* [EXERCISE DETAILS]:
Work through the data below line by line and say how many lines hold "sigma"; give only the number.

------ DATASET ENTRIES

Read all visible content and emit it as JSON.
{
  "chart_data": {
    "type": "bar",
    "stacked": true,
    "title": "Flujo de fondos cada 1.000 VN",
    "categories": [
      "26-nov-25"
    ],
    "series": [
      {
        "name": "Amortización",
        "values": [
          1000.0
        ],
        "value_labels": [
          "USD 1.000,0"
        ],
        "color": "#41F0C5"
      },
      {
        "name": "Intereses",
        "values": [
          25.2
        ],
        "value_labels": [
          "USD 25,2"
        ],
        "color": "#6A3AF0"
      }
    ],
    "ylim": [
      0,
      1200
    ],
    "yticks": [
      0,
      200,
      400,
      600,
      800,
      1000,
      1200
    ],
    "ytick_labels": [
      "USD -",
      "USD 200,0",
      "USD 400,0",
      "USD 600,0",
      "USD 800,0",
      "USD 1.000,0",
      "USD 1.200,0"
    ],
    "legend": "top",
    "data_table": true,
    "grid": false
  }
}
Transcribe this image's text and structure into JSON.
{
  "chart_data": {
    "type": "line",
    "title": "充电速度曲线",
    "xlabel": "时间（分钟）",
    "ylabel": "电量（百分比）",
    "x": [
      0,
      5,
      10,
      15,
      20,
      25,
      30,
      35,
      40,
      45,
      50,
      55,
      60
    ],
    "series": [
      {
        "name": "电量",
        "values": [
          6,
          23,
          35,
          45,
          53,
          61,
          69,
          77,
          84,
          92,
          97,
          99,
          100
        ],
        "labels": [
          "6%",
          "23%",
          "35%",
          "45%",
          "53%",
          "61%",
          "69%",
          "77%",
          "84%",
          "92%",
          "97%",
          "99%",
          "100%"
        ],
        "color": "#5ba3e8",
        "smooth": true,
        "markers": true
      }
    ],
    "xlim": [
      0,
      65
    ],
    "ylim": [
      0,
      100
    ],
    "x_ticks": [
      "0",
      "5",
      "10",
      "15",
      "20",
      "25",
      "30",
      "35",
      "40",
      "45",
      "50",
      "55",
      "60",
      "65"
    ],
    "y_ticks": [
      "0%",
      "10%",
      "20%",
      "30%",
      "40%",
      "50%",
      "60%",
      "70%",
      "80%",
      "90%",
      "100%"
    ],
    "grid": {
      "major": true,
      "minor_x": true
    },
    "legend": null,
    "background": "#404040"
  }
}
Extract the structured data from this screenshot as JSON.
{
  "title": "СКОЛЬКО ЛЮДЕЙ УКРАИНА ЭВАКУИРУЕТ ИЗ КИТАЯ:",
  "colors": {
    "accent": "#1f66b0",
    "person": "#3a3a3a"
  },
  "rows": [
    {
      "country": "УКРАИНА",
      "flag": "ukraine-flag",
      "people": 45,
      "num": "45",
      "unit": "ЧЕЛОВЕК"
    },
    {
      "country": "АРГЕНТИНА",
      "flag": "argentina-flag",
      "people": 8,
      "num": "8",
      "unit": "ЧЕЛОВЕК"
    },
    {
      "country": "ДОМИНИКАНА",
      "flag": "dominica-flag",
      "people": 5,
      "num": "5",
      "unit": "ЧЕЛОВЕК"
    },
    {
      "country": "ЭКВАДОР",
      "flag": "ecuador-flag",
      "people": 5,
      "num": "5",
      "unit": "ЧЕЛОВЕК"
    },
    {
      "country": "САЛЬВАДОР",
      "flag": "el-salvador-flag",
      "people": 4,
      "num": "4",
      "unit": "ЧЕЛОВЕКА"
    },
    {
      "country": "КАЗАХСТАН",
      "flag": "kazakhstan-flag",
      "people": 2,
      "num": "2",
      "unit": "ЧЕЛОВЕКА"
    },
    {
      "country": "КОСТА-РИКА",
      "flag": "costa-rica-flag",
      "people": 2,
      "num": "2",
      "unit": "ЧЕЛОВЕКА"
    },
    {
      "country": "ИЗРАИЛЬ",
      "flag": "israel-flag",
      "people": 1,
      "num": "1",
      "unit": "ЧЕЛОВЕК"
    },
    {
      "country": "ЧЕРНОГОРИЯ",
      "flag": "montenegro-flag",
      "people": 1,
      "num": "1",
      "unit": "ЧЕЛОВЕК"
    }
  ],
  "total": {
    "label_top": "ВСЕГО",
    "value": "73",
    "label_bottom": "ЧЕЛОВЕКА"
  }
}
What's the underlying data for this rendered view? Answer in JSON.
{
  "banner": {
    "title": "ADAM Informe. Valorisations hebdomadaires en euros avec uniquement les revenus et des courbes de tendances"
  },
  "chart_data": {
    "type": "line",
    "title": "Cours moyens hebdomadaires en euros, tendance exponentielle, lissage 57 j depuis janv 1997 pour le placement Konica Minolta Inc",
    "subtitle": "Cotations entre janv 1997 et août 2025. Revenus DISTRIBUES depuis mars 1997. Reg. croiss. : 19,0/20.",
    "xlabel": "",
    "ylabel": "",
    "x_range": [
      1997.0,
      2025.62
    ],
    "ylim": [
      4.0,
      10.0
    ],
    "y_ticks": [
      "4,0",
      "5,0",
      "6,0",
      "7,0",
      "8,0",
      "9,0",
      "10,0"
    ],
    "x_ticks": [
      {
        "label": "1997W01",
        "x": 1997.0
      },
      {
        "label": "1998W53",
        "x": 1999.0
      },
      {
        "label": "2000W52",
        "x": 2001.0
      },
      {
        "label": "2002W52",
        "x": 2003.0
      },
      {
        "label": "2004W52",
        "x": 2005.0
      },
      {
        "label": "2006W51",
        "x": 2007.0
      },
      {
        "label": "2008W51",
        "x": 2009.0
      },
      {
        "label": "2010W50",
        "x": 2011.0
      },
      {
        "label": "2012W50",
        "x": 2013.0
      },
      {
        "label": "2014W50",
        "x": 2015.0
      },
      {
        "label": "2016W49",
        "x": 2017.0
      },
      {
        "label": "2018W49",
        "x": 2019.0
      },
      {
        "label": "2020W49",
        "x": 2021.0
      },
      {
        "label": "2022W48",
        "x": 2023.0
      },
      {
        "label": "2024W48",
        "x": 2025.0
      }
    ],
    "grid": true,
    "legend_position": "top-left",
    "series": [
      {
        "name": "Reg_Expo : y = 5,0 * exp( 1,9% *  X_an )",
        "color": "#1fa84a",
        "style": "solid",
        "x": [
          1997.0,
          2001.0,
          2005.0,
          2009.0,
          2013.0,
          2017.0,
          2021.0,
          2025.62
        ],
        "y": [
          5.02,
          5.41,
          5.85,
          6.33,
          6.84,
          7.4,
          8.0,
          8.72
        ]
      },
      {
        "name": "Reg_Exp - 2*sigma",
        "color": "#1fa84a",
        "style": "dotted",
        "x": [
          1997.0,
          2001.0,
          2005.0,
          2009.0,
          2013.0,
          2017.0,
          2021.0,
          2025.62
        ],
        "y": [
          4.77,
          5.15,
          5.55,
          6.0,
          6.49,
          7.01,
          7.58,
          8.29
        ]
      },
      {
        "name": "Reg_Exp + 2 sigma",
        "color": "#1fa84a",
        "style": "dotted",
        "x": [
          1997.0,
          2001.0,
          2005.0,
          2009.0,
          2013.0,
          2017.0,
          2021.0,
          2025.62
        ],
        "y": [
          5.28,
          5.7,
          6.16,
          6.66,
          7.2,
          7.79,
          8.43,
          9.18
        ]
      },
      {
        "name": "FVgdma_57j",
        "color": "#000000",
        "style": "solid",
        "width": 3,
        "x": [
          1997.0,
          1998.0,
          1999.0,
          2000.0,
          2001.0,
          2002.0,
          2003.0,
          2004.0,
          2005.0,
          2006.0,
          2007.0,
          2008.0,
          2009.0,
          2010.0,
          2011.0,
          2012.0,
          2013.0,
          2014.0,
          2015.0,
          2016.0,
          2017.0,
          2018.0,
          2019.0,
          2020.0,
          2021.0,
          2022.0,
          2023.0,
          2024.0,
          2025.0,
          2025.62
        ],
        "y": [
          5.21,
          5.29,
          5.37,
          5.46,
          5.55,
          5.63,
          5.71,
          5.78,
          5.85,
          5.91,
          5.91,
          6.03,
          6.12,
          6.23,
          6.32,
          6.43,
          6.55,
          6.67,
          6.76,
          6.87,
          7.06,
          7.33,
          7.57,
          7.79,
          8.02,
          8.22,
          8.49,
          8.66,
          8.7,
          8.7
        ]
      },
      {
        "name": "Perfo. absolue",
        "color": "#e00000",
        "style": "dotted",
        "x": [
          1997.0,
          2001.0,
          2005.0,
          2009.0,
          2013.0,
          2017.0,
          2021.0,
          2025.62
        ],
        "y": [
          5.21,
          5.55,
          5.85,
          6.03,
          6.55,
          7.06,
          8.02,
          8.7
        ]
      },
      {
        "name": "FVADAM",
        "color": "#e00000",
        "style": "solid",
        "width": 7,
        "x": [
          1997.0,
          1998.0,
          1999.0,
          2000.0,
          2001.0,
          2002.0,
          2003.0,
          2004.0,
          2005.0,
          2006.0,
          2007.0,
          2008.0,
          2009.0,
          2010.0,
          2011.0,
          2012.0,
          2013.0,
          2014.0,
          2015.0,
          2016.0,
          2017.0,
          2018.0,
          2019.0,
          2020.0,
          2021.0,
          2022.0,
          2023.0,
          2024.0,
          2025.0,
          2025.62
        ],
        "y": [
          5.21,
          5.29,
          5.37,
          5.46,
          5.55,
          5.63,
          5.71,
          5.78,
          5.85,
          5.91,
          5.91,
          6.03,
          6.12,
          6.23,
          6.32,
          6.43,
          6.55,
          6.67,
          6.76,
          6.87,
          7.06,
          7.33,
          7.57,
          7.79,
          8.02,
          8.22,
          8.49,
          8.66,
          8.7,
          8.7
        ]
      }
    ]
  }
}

------------

* [CORRECT RESPONSE]:
2